### REQUIRED TASK
Single out the lines that include the word "from". Copy them.

Source data
* BEGIN *
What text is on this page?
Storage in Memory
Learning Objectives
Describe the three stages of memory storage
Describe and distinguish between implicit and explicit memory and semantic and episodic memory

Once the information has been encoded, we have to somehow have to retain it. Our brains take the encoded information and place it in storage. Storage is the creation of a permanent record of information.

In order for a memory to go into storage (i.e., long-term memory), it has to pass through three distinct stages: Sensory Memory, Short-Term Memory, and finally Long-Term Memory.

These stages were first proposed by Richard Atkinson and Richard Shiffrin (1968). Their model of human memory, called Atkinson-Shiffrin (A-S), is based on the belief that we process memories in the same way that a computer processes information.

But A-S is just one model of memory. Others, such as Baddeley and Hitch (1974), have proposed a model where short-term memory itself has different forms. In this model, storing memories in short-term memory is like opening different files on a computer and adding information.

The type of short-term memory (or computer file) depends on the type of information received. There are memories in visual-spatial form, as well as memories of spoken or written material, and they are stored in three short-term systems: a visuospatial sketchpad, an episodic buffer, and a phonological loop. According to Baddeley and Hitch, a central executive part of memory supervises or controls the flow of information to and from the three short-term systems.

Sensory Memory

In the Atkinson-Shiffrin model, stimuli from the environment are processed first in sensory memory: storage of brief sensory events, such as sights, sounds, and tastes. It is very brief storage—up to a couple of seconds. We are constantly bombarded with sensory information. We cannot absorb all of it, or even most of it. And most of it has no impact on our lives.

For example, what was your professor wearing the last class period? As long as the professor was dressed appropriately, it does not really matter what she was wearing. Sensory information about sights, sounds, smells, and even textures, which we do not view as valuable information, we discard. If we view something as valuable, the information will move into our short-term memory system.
* END *
### REPLY TO THE EXERCISE
The type of short-term memory (or computer file) depends on the type of information received. There are memories in visual-spatial form, as well as memories of spoken or written material, and they are stored in three short-term systems: a visuospatial sketchpad, an episodic buffer, and a phonological loop. According to Baddeley and Hitch, a central executive part of memory supervises or controls the flow of information to and from the three short-term systems.
In the Atkinson-Shiffrin model, stimuli from the environment are processed first in sensory memory: storage of brief sensory events, such as sights, sounds, and tastes. It is very brief storage—up to a couple of seconds. We are constantly bombarded with sensory information. We cannot absorb all of it, or even most of it. And most of it has no impact on our lives.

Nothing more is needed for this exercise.